EXERCISE
The answer is a number and only a number: how many lines of the data include the string "into"?

-----

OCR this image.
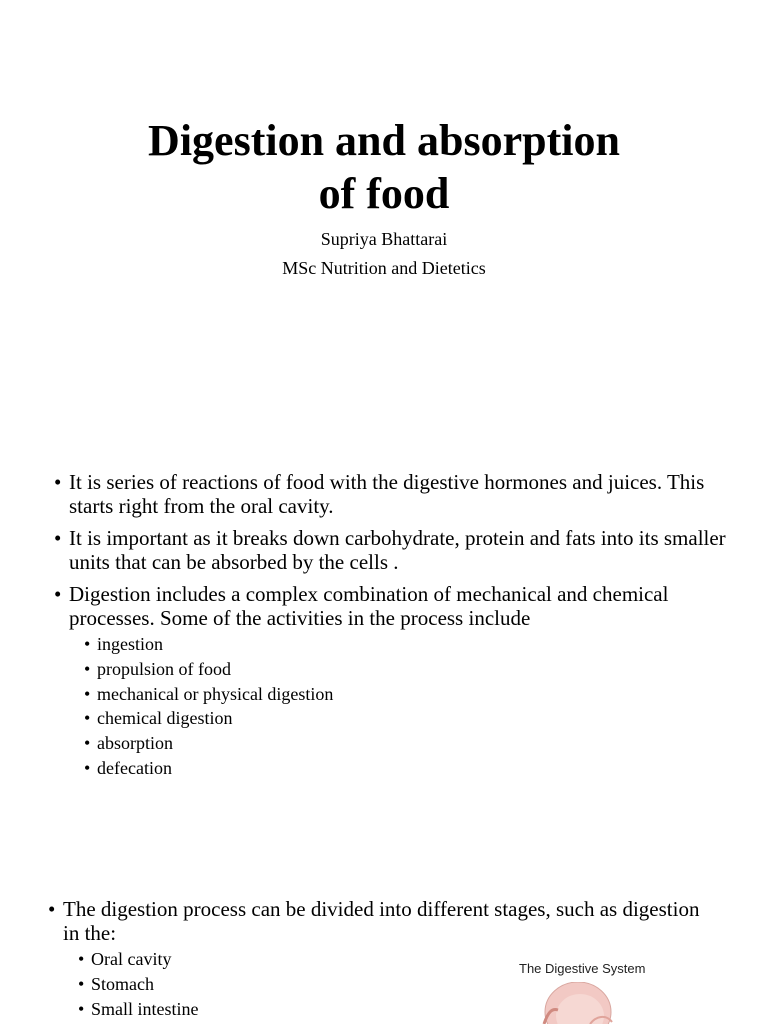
Digestion and absorption
of food

Supriya Bhattarai

MSc Nutrition and Dietetics

• It is series of reactions of food with the digestive hormones and juices. This starts right from the oral cavity.
• It is important as it breaks down carbohydrate, protein and fats into its smaller units that can be absorbed by the cells .
• Digestion includes a complex combination of mechanical and chemical processes. Some of the activities in the process include
• ingestion
• propulsion of food
• mechanical or physical digestion
• chemical digestion
• absorption
• defecation
• The digestion process can be divided into different stages, such as digestion in the:
• Oral cavity
• Stomach
• Small intestine

The Digestive System
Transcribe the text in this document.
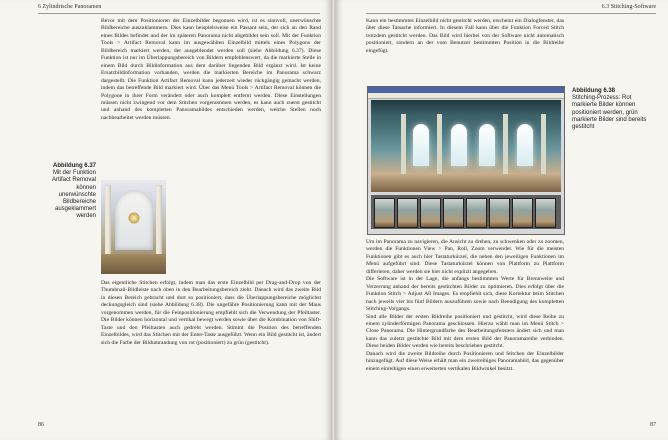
6 Zylindrische Panoramen
Bevor mit dem Positionieren der Einzelbilder begonnen wird, ist es sinnvoll, unerwünschte Bildbereiche auszuklammern. Dies kann beispielsweise ein Passant sein, der sich an den Rand eines Bildes befindet und der im späteren Panorama nicht abgebildet sein soll. Mit der Funktion Tools > Artifact Removal kann im ausgewählten Einzelbild mittels eines Polygons der Bildbereich markiert werden, der ausgeblendet werden soll (siehe Abbildung 6.37). Diese Funktion ist nur im Überlappungsbereich von Bildern empfehlenswert, da die markierte Stelle in einem Bild durch Bildinformation aus dem darüber liegenden Bild ergänzt wird. Ist keine Ersatzbildinformation vorhanden, werden die markierten Bereiche im Panorama schwarz dargestellt. Die Funktion Artifact Removal kann jederzeit wieder rückgängig gemacht werden, indem das betreffende Bild markiert wird. Über das Menü Tools > Artifact Removal können die Polygone in ihrer Form verändert oder auch komplett entfernt werden. Diese Einstellungen müssen nicht zwingend vor dem Stitchen vorgenommen werden, es kann auch zuerst gestitcht und anhand des kompletten Panoramabildes entschieden werden, welche Stellen noch nachbearbeitet werden müssen.
Abbildung 6.37
Mit der Funktion Artifact Removal können unerwünschte Bildbereiche ausgeklammert werden
Das eigentliche Stitchen erfolgt, indem man das erste Einzelbild per Drag-and-Drop von der Thumbnail-Bildleiste nach oben in den Bearbeitungsbereich zieht. Danach wird das zweite Bild in diesen Bereich gebracht und dort so positioniert, dass die Überlappungsbereiche möglichst deckungsgleich sind (siehe Abbildung 6.38). Die ungefähre Positionierung kann mit der Maus vorgenommen werden, für die Feinpositionierung empfiehlt sich die Verwendung der Pfeiltaster. Die Bilder können horizontal und vertikal bewegt werden sowie über die Kombination von Shift-Taste und den Pfeiltasten auch gedreht werden. Stimmt die Position des betreffenden Einzelbildes, wird das Stitchen mit der Enter-Taste ausgeführt. Wenn ein Bild gestitcht ist, ändert sich die Farbe der Bildumrandung von rot (positioniert) zu grün (gestitcht).
86
6.3 Stitching-Software
Kann ein bestimmtes Einzelbild nicht gestitcht werden, erscheint ein Dialogfenster, das über diese Tatsache informiert. In diesem Fall kann über die Funktion Forced Stitch trotzdem gestitcht werden. Das Bild wird hierbei von der Software nicht automatisch positioniert, sondern an der vom Benutzer bestimmten Position in die Bildreihe eingefügt.
Abbildung 6.38
Stitching-Prozess: Rot markierte Bilder können positioniert werden, grün markierte Bilder sind bereits gestitcht
Um im Panorama zu navigieren, die Ansicht zu drehen, zu schwenken oder zu zoomen, werden die Funktionen View > Pan, Roll, Zoom verwendet. Wie für die meisten Funktionen gibt es auch hier Tastaturkürzel, die neben den jeweiligen Funktionen im Menü aufgeführt sind. Diese Tastaturkürzel können von Plattform zu Plattform differieren, daher werden sie hier nicht explizit angegeben.
Die Software ist in der Lage, die anfangs bestimmten Werte für Brennweite und Verzerrung anhand der bereits gestitchten Bilder zu optimieren. Dies erfolgt über die Funktion Stitch > Adjust All Images. Es empfiehlt sich, diese Korrektur beim Stitchen nach jeweils vier bis fünf Bildern auszuführen sowie nach Beendigung des kompletten Stitching-Vorgangs.
Sind alle Bilder der ersten Bildreihe positioniert und gestitcht, wird diese Reihe zu einem zylinderförmigen Panorama geschlossen. Hierzu wählt man im Menü Stitch > Close Panorama. Die Hintergrundfarbe des Bearbeitungsfensters ändert sich und man kann das zuletzt gestitchte Bild mit dem ersten Bild der Panoramareihe verbinden. Diese beiden Bilder werden wie bereits beschrieben gestitcht.
Danach wird die zweite Bildreihe durch Positionieren und Stitchen der Einzelbilder hinzugefügt. Auf diese Weise erhält man ein zweireihiges Panoramabild, das gegenüber einem einreihigen einen erweiterten vertikalen Bildwinkel besitzt.
87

-----

ANSWER
2